» **Problem requirements**
Transcribe all the entries word for word, but omit the images.

» **Given data**
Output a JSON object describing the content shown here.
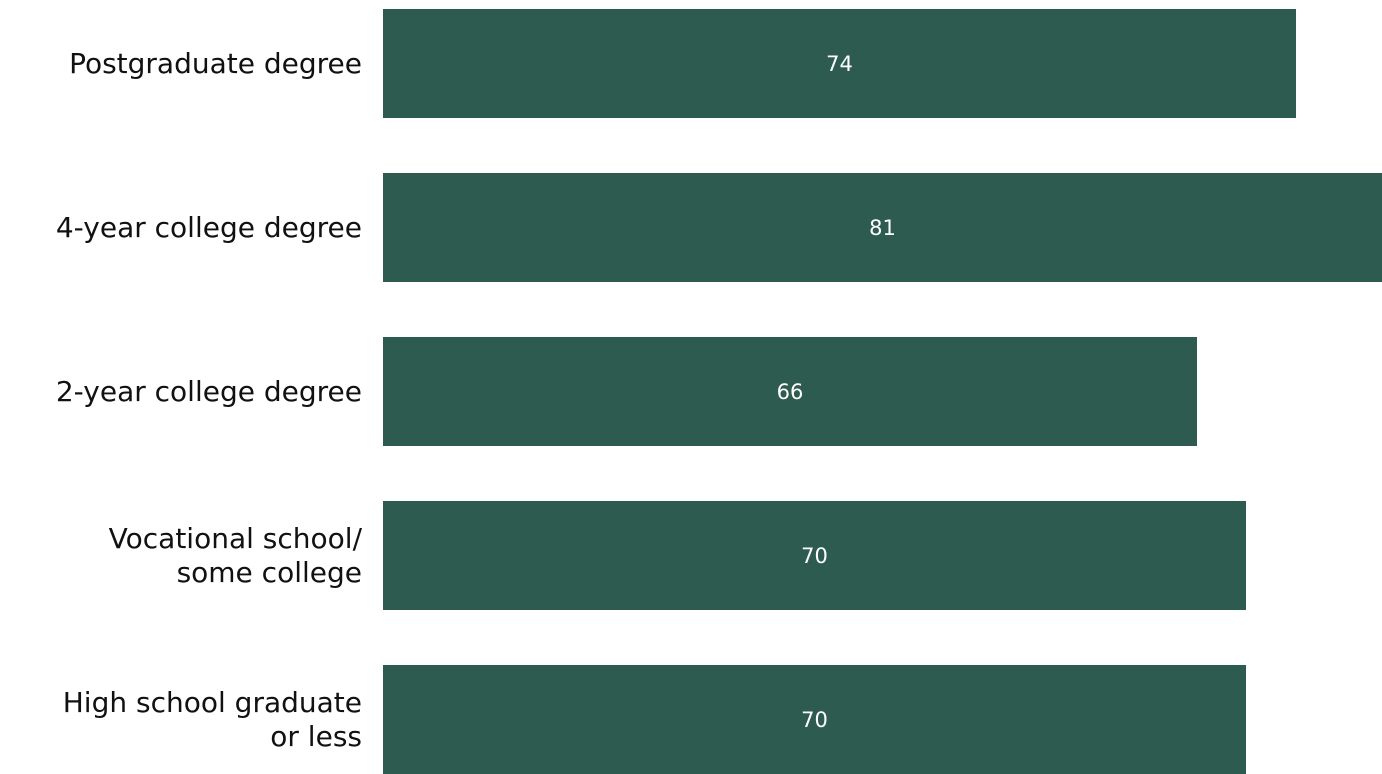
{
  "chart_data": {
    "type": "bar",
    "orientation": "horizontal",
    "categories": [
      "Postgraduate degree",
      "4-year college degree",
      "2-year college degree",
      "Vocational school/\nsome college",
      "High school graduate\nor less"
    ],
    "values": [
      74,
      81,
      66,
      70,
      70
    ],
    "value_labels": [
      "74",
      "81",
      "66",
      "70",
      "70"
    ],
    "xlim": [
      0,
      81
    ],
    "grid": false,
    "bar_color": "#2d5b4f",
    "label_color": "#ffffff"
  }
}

» **Complete answer**
Output a JSON object describing the content shown here.
{
  "chart_data": {
    "type": "bar",
    "orientation": "horizontal",
    "categories": [
      "Postgraduate degree",
      "4-year college degree",
      "2-year college degree",
      "Vocational school/\nsome college",
      "High school graduate\nor less"
    ],
    "values": [
      74,
      81,
      66,
      70,
      70
    ],
    "value_labels": [
      "74",
      "81",
      "66",
      "70",
      "70"
    ],
    "xlim": [
      0,
      81
    ],
    "grid": false,
    "bar_color": "#2d5b4f",
    "label_color": "#ffffff"
  }
}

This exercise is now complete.